Records
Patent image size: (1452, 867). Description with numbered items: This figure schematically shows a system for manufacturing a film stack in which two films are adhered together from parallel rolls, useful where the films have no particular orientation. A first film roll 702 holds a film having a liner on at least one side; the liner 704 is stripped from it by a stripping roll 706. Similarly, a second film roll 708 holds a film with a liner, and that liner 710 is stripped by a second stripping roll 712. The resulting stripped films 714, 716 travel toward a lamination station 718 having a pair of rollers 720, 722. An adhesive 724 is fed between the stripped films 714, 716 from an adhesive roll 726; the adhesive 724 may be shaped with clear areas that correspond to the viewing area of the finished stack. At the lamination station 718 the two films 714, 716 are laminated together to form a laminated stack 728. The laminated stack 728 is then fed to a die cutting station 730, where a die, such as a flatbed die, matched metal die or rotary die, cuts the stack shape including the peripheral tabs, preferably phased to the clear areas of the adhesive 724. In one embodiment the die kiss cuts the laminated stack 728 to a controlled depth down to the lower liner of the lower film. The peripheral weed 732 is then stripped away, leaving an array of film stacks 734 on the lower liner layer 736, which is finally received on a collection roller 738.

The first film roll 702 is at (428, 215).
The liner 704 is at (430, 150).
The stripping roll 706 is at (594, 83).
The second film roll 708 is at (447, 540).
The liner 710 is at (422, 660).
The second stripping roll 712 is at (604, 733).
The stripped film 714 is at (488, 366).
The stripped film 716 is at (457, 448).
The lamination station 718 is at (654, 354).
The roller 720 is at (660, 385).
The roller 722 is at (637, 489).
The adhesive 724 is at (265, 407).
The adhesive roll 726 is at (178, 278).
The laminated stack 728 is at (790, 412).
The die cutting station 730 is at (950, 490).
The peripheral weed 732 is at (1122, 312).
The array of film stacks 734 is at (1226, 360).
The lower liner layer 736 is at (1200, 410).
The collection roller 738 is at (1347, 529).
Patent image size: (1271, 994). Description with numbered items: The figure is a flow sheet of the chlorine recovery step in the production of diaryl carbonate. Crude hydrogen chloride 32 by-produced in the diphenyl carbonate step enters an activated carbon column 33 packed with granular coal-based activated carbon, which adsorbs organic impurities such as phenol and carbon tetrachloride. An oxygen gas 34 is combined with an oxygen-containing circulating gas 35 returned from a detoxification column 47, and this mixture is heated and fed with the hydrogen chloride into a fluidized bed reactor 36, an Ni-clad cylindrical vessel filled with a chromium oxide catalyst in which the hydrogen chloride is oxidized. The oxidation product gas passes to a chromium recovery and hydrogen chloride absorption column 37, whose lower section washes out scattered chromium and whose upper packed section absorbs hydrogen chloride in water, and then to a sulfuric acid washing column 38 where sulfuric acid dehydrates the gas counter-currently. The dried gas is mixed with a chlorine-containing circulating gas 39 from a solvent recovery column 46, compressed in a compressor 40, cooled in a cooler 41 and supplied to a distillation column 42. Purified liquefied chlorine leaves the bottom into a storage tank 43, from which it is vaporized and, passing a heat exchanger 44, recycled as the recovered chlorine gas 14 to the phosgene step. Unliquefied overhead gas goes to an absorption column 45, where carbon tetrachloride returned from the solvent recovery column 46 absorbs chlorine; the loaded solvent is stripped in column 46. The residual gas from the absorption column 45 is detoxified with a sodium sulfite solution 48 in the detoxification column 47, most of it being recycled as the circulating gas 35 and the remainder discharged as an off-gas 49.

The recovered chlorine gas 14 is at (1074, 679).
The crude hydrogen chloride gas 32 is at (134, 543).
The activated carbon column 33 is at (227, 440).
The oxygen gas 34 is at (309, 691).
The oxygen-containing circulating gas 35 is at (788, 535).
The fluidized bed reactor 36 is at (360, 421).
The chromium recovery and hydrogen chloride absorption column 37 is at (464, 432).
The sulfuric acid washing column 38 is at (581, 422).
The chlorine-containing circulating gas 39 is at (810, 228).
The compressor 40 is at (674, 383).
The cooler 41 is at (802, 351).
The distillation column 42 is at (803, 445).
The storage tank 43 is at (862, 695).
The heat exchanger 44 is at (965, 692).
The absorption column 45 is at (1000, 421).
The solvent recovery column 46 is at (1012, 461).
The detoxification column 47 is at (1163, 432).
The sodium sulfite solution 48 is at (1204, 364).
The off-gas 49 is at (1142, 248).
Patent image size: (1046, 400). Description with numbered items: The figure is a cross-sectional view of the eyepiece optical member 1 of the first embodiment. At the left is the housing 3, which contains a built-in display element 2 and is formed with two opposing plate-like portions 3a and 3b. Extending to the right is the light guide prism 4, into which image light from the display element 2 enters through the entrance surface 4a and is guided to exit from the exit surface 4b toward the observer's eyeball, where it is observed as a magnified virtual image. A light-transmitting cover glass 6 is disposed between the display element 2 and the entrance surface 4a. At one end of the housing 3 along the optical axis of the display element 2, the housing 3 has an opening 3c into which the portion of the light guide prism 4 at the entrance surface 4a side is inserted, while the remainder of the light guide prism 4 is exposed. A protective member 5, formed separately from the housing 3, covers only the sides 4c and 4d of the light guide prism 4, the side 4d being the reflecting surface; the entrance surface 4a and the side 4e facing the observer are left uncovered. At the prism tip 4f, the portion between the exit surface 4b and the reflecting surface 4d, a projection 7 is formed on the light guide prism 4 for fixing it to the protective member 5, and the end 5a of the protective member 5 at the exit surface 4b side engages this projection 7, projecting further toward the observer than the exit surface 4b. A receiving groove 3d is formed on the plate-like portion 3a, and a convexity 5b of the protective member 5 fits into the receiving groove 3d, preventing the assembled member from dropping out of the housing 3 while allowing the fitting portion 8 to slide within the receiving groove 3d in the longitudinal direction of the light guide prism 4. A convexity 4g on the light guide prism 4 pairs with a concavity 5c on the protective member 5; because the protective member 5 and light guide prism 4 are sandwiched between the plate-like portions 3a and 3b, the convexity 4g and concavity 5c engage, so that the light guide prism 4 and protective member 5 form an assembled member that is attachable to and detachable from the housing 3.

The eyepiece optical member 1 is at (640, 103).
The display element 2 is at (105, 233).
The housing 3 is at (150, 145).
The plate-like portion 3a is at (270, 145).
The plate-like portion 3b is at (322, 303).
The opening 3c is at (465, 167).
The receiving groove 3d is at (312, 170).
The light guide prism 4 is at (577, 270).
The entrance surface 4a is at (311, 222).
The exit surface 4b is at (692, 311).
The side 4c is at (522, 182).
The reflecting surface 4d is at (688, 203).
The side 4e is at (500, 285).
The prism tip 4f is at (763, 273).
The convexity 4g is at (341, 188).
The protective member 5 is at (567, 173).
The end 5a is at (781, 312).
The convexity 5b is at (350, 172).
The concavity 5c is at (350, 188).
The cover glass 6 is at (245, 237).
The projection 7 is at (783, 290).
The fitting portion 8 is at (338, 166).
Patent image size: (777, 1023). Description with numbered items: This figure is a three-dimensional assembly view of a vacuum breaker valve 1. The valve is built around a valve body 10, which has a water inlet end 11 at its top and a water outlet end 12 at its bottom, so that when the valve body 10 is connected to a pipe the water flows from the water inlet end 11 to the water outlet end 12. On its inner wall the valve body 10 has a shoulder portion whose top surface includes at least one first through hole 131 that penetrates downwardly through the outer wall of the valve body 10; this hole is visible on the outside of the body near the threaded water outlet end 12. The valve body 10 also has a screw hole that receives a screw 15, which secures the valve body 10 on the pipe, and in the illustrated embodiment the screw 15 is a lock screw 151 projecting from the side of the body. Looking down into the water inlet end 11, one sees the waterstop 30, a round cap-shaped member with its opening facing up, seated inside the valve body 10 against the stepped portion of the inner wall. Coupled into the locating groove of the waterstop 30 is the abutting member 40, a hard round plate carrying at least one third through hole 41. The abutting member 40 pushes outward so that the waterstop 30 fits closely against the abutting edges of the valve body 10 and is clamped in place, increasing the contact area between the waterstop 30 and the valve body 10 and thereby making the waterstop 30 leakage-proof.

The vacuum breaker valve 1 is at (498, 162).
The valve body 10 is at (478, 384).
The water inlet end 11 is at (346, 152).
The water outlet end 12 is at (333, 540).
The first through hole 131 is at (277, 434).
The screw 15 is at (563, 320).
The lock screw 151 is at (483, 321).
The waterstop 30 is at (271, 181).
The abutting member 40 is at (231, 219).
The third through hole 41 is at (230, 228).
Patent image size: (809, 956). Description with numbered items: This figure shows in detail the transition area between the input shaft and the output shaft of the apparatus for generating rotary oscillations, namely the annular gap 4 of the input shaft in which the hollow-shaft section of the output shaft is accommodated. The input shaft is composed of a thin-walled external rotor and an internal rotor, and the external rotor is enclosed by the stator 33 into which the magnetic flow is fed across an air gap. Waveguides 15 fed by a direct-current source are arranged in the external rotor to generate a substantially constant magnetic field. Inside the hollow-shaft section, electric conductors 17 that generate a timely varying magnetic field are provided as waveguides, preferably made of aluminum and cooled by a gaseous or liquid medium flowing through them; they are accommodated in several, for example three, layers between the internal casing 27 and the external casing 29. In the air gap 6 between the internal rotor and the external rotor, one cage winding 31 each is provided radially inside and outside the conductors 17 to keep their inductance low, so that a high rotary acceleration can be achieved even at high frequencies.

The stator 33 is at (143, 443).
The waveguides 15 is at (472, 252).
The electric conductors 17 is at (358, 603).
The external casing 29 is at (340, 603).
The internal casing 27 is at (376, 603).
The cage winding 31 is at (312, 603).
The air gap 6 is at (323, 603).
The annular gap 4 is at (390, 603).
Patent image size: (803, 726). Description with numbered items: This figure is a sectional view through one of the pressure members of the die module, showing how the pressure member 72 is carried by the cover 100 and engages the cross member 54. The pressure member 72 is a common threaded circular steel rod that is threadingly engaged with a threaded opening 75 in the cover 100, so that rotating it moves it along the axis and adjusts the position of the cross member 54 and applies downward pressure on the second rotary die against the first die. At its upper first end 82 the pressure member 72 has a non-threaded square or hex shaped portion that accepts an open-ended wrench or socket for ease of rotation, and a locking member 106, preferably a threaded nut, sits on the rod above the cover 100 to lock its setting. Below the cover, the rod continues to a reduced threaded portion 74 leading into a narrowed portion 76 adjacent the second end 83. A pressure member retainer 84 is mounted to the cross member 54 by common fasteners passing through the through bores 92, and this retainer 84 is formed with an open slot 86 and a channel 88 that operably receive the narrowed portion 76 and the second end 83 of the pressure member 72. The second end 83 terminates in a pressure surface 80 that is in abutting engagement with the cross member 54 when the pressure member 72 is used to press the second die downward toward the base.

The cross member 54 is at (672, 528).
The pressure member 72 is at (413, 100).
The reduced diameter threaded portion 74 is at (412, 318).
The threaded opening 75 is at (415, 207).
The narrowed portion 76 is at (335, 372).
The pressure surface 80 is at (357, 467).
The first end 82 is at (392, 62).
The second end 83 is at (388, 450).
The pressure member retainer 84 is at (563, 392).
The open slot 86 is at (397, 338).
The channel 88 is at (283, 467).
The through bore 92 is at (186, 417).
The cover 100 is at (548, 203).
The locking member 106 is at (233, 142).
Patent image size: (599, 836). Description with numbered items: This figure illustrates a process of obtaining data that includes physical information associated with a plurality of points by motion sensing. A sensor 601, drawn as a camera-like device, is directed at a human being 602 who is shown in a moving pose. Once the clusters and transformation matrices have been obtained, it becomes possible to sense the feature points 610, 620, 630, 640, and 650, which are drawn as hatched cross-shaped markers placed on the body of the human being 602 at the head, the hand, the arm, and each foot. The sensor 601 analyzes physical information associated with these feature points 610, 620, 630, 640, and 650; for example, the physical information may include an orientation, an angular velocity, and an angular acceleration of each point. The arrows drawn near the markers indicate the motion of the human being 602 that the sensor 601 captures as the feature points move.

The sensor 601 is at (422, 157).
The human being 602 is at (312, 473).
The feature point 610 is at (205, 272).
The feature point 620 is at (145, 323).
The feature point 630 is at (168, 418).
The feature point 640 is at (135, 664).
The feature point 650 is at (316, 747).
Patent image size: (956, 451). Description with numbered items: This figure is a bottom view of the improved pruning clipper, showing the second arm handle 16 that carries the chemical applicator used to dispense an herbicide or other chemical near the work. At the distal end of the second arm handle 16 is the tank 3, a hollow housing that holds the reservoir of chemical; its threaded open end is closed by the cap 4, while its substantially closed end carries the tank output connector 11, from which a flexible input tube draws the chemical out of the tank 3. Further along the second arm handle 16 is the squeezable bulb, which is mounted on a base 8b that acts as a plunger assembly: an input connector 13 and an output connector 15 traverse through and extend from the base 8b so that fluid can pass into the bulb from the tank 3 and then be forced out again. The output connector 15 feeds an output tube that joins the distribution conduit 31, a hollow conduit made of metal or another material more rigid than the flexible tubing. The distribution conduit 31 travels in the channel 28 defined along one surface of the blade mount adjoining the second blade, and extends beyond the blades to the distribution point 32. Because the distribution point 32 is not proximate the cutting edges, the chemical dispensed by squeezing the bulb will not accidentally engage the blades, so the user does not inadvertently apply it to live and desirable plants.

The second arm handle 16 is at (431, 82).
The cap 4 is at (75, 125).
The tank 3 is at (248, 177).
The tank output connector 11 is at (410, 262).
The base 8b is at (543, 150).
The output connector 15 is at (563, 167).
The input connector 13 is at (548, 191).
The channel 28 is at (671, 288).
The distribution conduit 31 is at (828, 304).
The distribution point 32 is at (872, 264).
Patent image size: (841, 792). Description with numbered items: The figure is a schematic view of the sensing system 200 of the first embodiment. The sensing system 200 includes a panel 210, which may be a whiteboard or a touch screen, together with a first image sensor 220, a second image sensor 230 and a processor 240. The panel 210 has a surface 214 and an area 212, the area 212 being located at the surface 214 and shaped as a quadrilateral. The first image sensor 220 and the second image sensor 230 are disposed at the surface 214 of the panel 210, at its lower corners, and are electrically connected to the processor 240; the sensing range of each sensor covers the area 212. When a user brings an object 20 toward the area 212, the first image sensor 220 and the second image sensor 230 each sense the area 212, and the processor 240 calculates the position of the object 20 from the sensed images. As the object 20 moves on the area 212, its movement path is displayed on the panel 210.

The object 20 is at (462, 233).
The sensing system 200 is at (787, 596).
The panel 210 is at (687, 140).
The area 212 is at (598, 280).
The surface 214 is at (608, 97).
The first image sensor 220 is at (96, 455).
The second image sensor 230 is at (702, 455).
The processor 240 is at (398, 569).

◆ Objective: Could you set out the lines from the beginning of the records through the one that contains "The liner 704 is at (430, 150)." as a Markdown table headed No. and Line, numbering each row and leaving out blank lines?

◆ Solution to this problem:
| No. | Line |
|---|---|
| 1 | Patent image size: (1452, 867). Description with numbered items: This figure schematically shows a system for manufacturing a film stack in which two films are adhered together from parallel rolls, useful where the films have no particular orientation. A first film roll 702 holds a film having a liner on at least one side; the liner 704 is stripped from it by a stripping roll 706. Similarly, a second film roll 708 holds a film with a liner, and that liner 710 is stripped by a second stripping roll 712. The resulting stripped films 714, 716 travel toward a lamination station 718 having a pair of rollers 720, 722. An adhesive 724 is fed between the stripped films 714, 716 from an adhesive roll 726; the adhesive 724 may be shaped with clear areas that correspond to the viewing area of the finished stack. At the lamination station 718 the two films 714, 716 are laminated together to form a laminated stack 728. The laminated stack 728 is then fed to a die cutting station 730, where a die, such as a flatbed die, matched metal die or rotary die, cuts the stack shape including the peripheral tabs, preferably phased to the clear areas of the adhesive 724. In one embodiment the die kiss cuts the laminated stack 728 to a controlled depth down to the lower liner of the lower film. The peripheral weed 732 is then stripped away, leaving an array of film stacks 734 on the lower liner layer 736, which is finally received on a collection roller 738. |
| 2 | The first film roll 702 is at (428, 215). |
| 3 | The liner 704 is at (430, 150). |